* start GIVEN INFORMATION *

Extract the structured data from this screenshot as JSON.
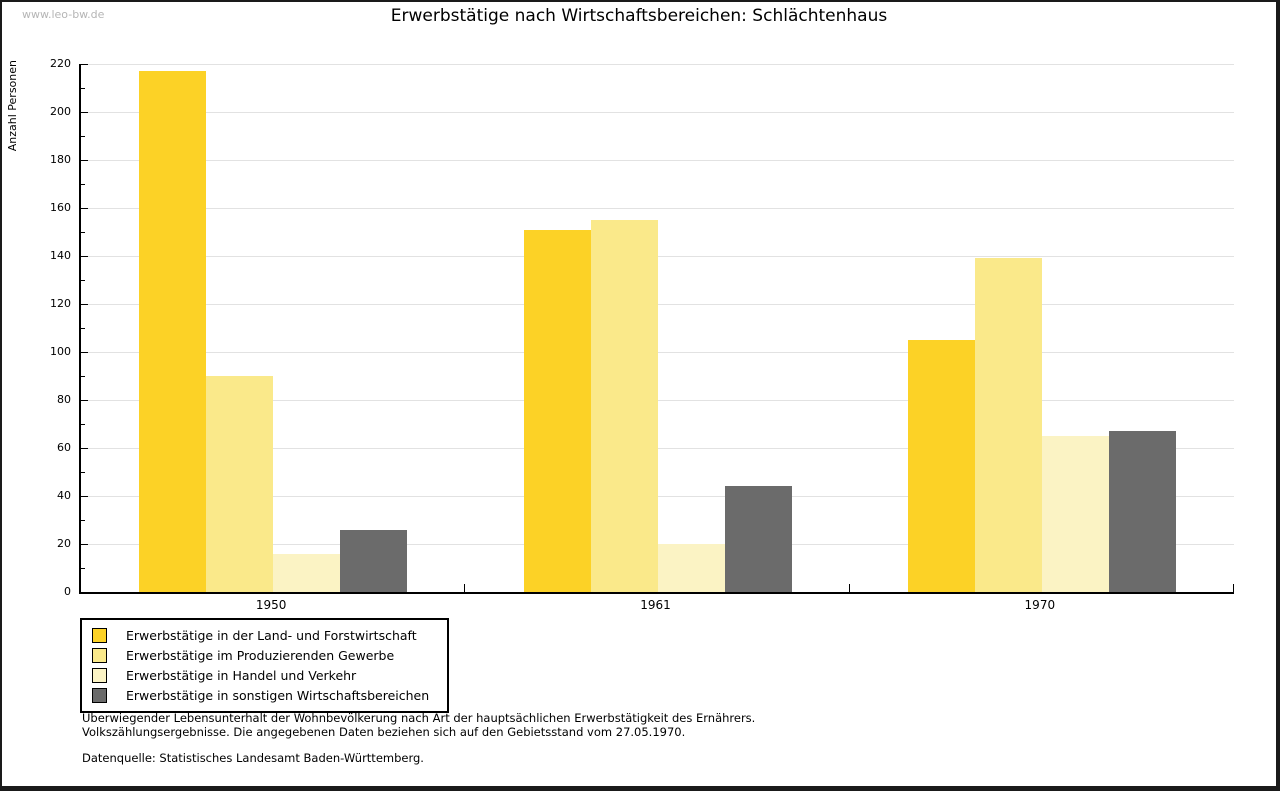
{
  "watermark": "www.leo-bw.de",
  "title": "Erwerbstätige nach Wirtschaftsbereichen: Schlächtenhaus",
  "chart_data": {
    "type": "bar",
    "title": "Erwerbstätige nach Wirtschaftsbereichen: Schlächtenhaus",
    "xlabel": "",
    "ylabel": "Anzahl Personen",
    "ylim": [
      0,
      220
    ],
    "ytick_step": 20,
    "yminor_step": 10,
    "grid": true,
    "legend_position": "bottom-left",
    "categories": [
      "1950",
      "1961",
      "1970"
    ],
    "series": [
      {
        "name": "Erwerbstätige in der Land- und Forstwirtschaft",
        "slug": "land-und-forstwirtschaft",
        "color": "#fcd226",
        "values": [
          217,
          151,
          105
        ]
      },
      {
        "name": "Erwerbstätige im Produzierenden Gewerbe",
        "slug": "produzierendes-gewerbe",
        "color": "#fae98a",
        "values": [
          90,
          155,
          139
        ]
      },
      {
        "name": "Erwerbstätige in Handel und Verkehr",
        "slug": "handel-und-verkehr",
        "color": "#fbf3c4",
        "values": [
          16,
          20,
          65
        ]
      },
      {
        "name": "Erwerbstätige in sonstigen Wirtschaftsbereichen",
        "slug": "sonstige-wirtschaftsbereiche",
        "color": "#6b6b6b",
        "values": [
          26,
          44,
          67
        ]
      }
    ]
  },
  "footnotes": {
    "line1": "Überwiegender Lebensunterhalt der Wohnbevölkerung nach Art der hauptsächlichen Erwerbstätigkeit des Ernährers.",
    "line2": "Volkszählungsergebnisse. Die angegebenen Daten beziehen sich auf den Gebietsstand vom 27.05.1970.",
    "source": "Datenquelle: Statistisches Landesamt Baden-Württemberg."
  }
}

* end GIVEN INFORMATION *
* start GIVEN INFORMATION *

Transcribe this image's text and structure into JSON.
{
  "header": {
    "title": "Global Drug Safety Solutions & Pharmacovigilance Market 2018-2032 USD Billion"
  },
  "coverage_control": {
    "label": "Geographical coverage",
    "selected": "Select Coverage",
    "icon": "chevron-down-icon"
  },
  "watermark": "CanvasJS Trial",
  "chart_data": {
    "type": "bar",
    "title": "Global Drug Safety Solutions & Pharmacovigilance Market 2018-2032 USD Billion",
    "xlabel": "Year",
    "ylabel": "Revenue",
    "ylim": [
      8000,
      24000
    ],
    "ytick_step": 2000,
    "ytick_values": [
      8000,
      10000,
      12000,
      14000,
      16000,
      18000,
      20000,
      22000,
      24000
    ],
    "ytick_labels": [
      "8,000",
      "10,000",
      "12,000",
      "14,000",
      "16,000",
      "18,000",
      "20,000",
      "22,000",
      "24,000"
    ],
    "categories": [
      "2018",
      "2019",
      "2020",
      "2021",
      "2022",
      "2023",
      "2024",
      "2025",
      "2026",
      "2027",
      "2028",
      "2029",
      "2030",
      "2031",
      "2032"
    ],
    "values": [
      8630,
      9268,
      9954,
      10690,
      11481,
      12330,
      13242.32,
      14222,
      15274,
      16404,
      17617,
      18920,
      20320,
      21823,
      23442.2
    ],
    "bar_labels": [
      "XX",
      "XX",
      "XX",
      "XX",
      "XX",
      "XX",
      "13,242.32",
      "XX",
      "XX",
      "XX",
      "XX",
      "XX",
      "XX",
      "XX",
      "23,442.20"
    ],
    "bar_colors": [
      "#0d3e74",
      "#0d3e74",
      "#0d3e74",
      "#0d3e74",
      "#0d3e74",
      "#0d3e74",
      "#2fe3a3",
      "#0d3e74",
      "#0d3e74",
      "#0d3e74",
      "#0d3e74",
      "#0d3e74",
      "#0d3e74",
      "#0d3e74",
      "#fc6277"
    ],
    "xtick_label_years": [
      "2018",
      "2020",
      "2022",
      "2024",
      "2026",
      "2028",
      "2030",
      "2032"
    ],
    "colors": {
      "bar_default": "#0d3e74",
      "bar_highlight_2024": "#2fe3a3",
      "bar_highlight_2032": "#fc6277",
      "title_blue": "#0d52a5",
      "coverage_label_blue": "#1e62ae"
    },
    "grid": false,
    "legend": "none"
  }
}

* end GIVEN INFORMATION *
* start GIVEN INFORMATION *

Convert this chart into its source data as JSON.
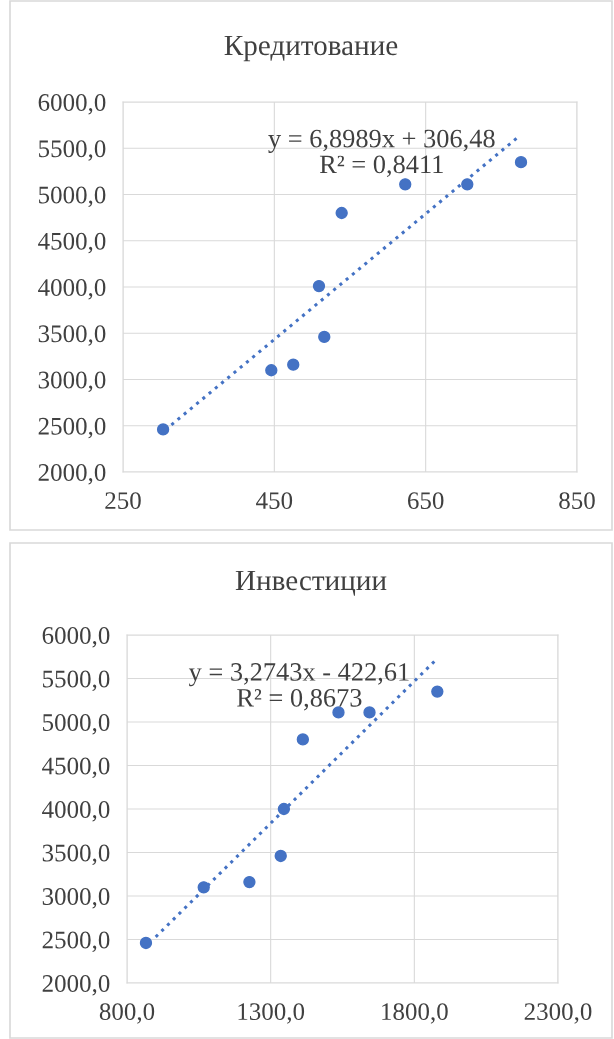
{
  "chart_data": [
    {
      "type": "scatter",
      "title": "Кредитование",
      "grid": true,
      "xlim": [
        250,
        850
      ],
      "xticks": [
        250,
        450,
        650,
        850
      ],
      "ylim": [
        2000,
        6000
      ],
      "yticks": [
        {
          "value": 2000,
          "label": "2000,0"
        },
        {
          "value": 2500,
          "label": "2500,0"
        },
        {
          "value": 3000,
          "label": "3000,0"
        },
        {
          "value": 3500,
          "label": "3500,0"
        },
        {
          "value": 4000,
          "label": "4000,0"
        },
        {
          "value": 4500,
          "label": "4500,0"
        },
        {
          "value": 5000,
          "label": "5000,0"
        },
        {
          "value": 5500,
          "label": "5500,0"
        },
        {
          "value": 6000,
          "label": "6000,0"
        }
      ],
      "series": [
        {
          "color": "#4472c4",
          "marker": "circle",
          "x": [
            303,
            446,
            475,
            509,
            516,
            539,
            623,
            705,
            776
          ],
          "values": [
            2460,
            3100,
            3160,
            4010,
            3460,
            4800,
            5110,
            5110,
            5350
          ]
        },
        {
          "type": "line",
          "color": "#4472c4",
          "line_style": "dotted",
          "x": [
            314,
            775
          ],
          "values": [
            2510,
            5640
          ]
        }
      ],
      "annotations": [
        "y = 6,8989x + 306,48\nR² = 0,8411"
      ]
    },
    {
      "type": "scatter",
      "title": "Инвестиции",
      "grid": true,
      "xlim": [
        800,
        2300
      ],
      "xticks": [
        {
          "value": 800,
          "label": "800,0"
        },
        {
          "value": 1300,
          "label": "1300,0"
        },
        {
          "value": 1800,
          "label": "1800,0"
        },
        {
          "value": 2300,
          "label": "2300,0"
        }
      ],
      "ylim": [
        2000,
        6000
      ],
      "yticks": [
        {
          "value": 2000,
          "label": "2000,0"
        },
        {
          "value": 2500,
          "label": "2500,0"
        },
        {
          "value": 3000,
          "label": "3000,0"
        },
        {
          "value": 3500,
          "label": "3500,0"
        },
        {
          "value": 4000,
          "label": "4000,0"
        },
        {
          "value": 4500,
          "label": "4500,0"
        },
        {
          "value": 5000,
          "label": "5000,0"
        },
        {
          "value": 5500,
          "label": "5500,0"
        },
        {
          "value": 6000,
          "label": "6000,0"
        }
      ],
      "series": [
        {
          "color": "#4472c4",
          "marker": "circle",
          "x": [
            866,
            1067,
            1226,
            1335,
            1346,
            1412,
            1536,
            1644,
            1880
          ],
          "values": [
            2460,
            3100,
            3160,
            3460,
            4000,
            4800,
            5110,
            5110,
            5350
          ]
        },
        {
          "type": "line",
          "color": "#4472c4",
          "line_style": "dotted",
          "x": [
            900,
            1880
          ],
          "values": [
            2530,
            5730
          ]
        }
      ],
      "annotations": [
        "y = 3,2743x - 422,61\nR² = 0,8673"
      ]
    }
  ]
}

* end GIVEN INFORMATION *

Look through the lines above and collect those with the word "nach".

  "title": "Erwerbstätige nach Wirtschaftsbereichen: Schlächtenhaus",
    "title": "Erwerbstätige nach Wirtschaftsbereichen: Schlächtenhaus",
    "line1": "Überwiegender Lebensunterhalt der Wohnbevölkerung nach Art der hauptsächlichen Erwerbstätigkeit des Ernährers.",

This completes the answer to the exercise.